(Data excerpts)
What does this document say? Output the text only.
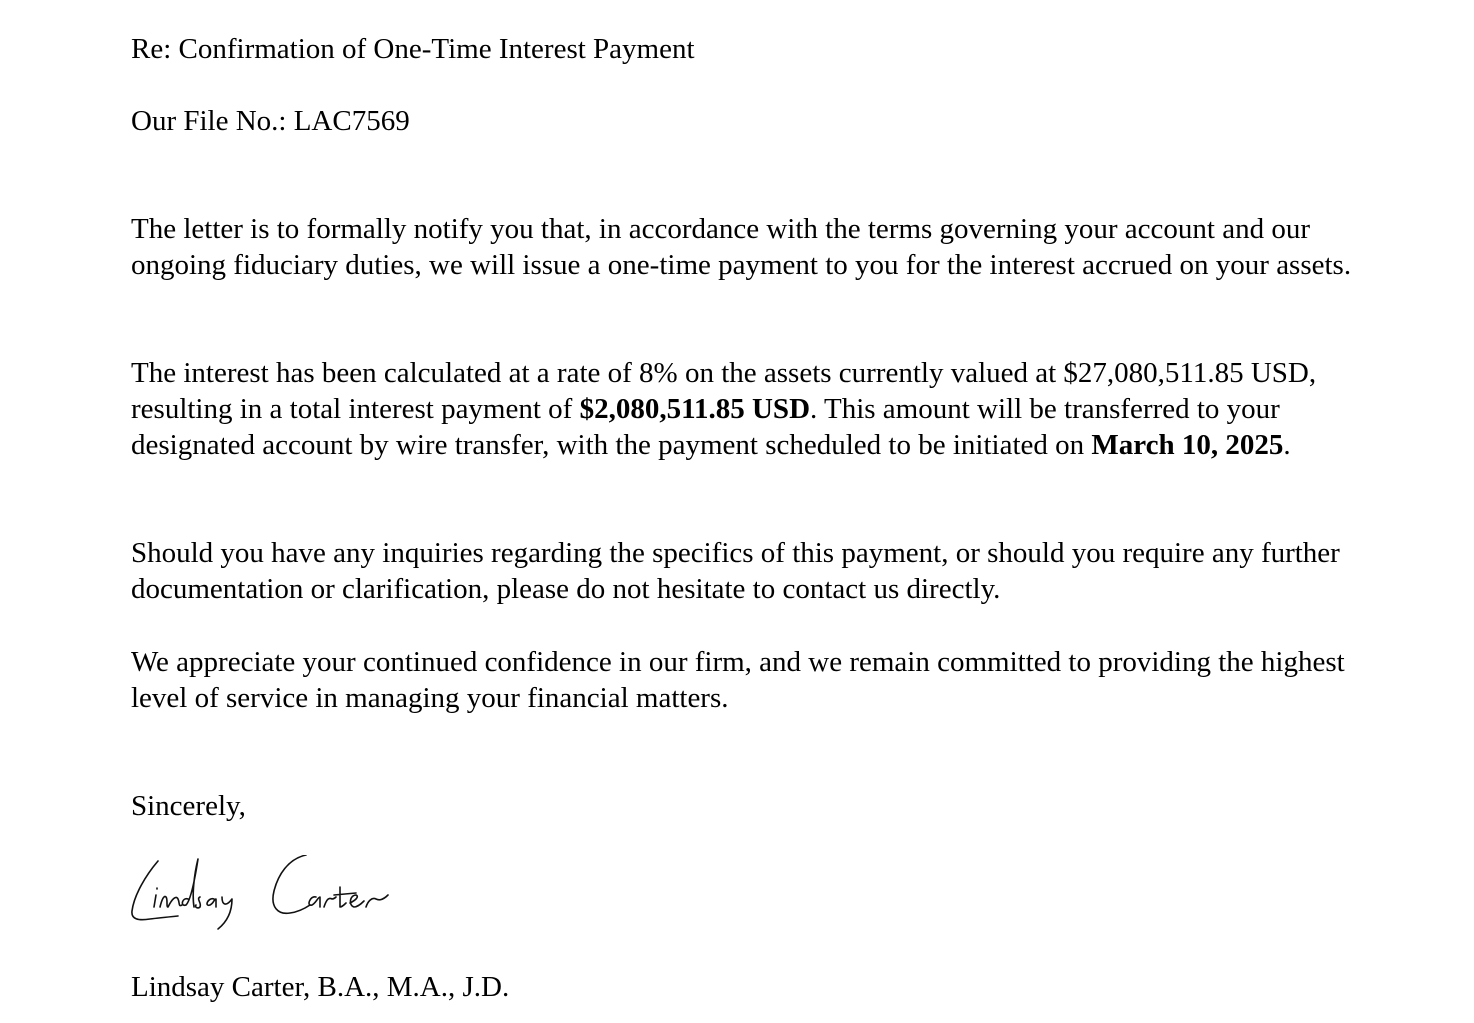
Re: Confirmation of One-Time Interest Payment
Our File No.: LAC7569

The letter is to formally notify you that, in accordance with the terms governing your account and our ongoing fiduciary duties, we will issue a one-time payment to you for the interest accrued on your assets.

The interest has been calculated at a rate of 8% on the assets currently valued at $27,080,511.85 USD, resulting in a total interest payment of $2,080,511.85 USD. This amount will be transferred to your designated account by wire transfer, with the payment scheduled to be initiated on March 10, 2025.

Should you have any inquiries regarding the specifics of this payment, or should you require any further documentation or clarification, please do not hesitate to contact us directly.

We appreciate your continued confidence in our firm, and we remain committed to providing the highest level of service in managing your financial matters.

Sincerely,
Lindsay Carter, B.A., M.A., J.D.
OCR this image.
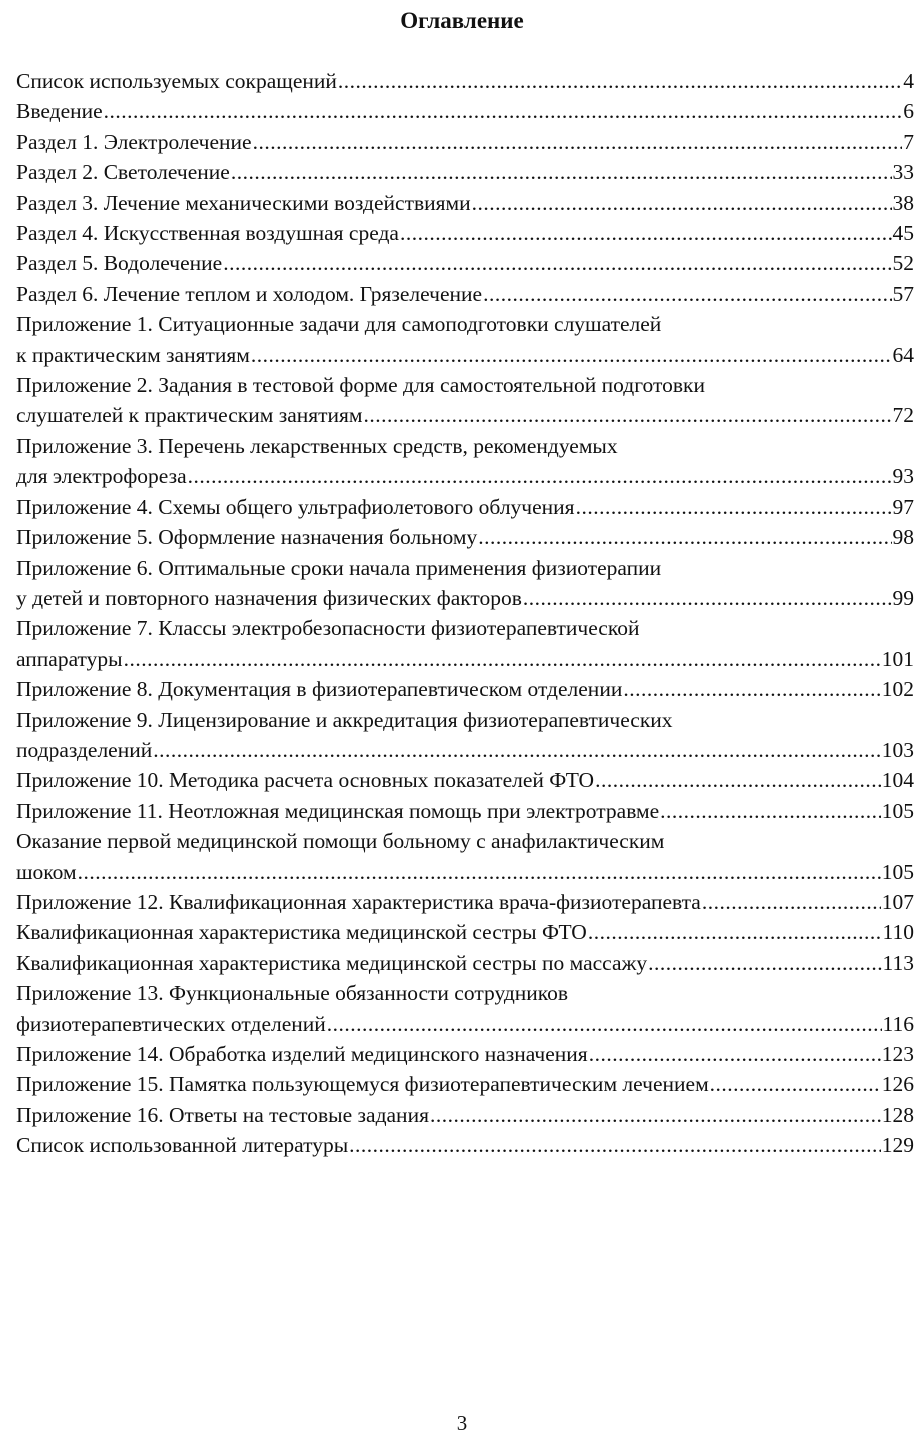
Оглавление
Список используемых сокращений .....	4
Введение .....	6
Раздел 1. Электролечение .....	7
Раздел 2. Светолечение .....	33
Раздел 3. Лечение механическими воздействиями .....	38
Раздел 4. Искусственная воздушная среда .....	45
Раздел 5. Водолечение .....	52
Раздел 6. Лечение теплом и холодом. Грязелечение .....	57
Приложение 1. Ситуационные задачи для самоподготовки слушателей
к практическим занятиям .....	64
Приложение 2. Задания в тестовой форме для самостоятельной подготовки
слушателей к практическим занятиям .....	72
Приложение 3. Перечень лекарственных средств, рекомендуемых
для электрофореза .....	93
Приложение 4. Схемы общего ультрафиолетового облучения .....	97
Приложение 5. Оформление назначения больному .....	98
Приложение 6. Оптимальные сроки начала применения физиотерапии
у детей и повторного назначения физических факторов .....	99
Приложение 7. Классы электробезопасности физиотерапевтической
аппаратуры .....	101
Приложение 8. Документация в физиотерапевтическом отделении .....	102
Приложение 9. Лицензирование и аккредитация физиотерапевтических
подразделений .....	103
Приложение 10. Методика расчета основных показателей ФТО .....	104
Приложение 11. Неотложная медицинская помощь при электротравме .....	105
Оказание первой медицинской помощи больному с анафилактическим
шоком .....	105
Приложение 12. Квалификационная характеристика врача-физиотерапевта .....	107
Квалификационная характеристика медицинской сестры ФТО .....	110
Квалификационная характеристика медицинской сестры по массажу .....	113
Приложение 13. Функциональные обязанности сотрудников
физиотерапевтических отделений .....	116
Приложение 14. Обработка изделий медицинского назначения .....	123
Приложение 15. Памятка пользующемуся физиотерапевтическим лечением .....	126
Приложение 16. Ответы на тестовые задания .....	128
Список использованной литературы .....	129
3
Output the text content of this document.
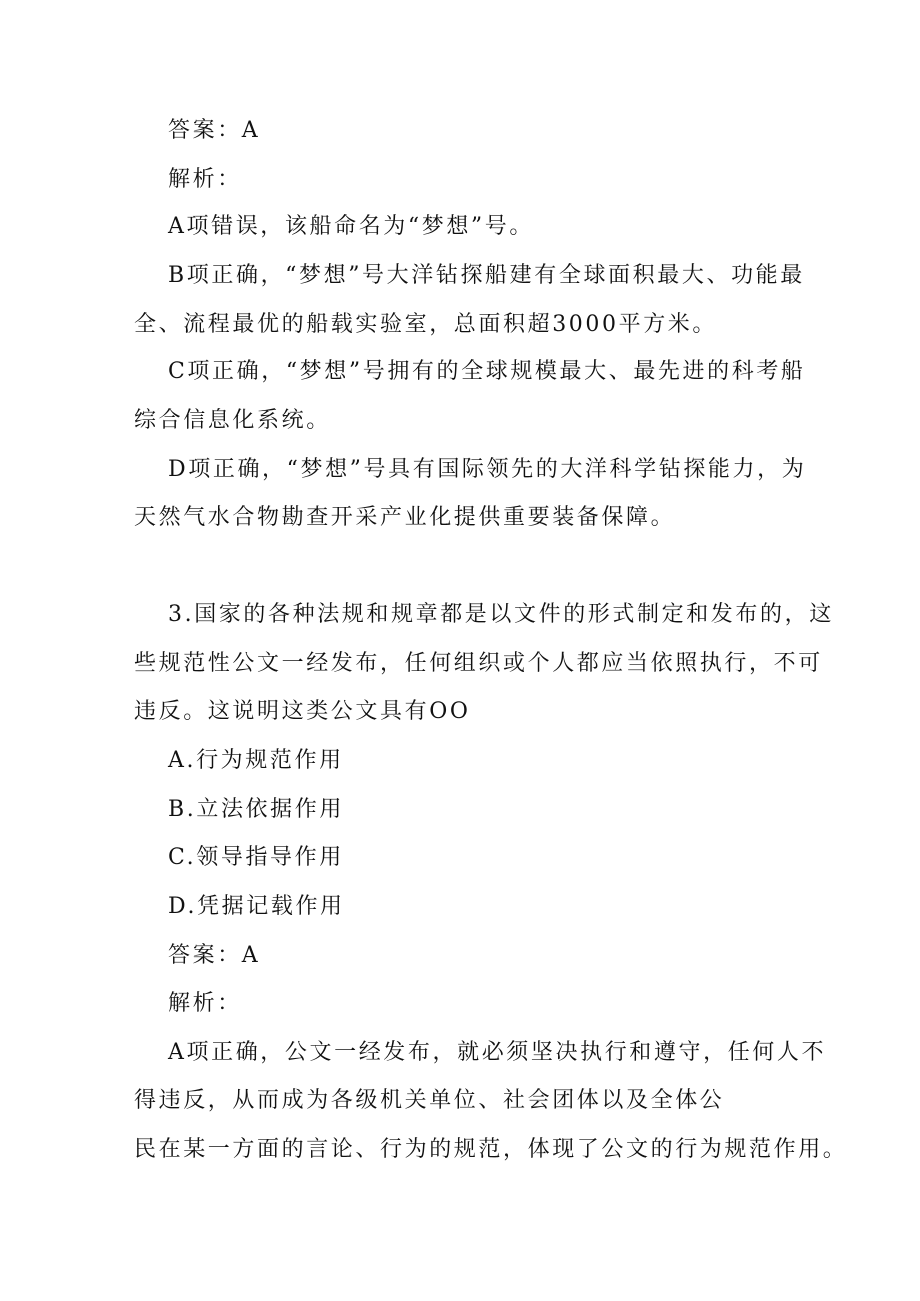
答案：A
解析：
A项错误，该船命名为“梦想”号。
B项正确，“梦想”号大洋钻探船建有全球面积最大、功能最
全、流程最优的船载实验室，总面积超3000平方米。
C项正确，“梦想”号拥有的全球规模最大、最先进的科考船
综合信息化系统。
D项正确，“梦想”号具有国际领先的大洋科学钻探能力，为
天然气水合物勘查开采产业化提供重要装备保障。
3.国家的各种法规和规章都是以文件的形式制定和发布的，这
些规范性公文一经发布，任何组织或个人都应当依照执行，不可
违反。这说明这类公文具有OO
A.行为规范作用
B.立法依据作用
C.领导指导作用
D.凭据记载作用
答案：A
解析：
A项正确，公文一经发布，就必须坚决执行和遵守，任何人不
得违反，从而成为各级机关单位、社会团体以及全体公
民在某一方面的言论、行为的规范，体现了公文的行为规范作用。
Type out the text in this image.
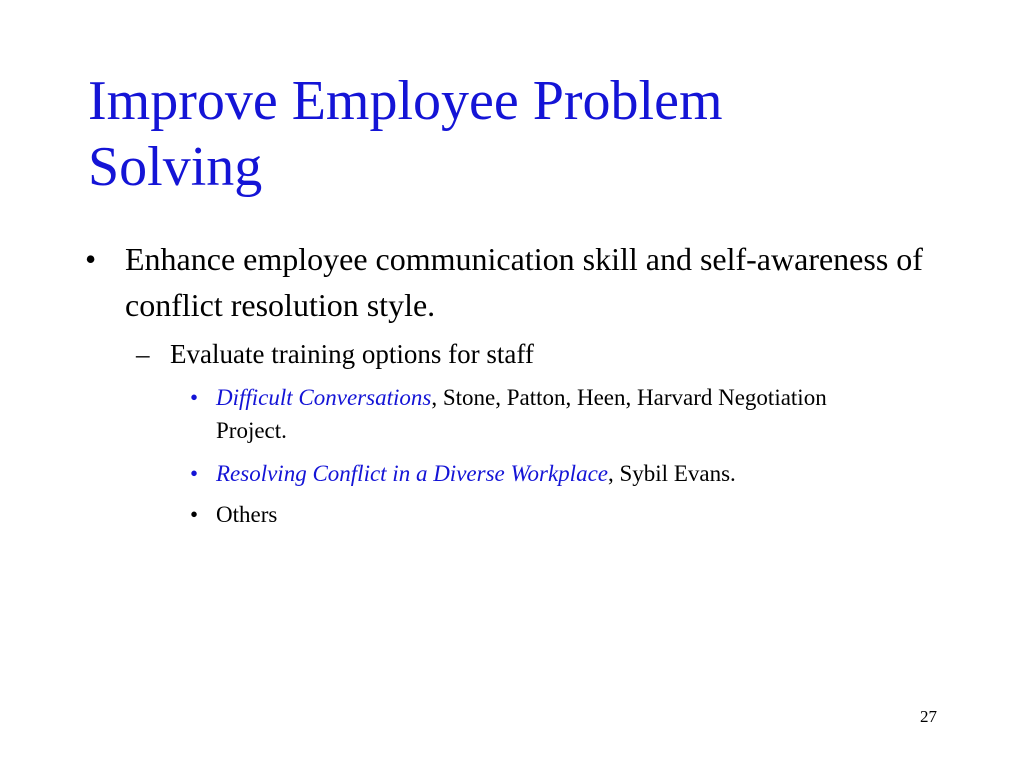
Improve Employee Problem
Solving
• Enhance employee communication skill and self-awareness of conflict resolution style.
– Evaluate training options for staff
• Difficult Conversations, Stone, Patton, Heen, Harvard Negotiation Project.
• Resolving Conflict in a Diverse Workplace, Sybil Evans.
• Others
27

## [BRIEF]
Locate each line containing the string "Output" and show it.

## [CORRECT RESPONSE]
What does this document say? Output the text only.
Output the text content of this document.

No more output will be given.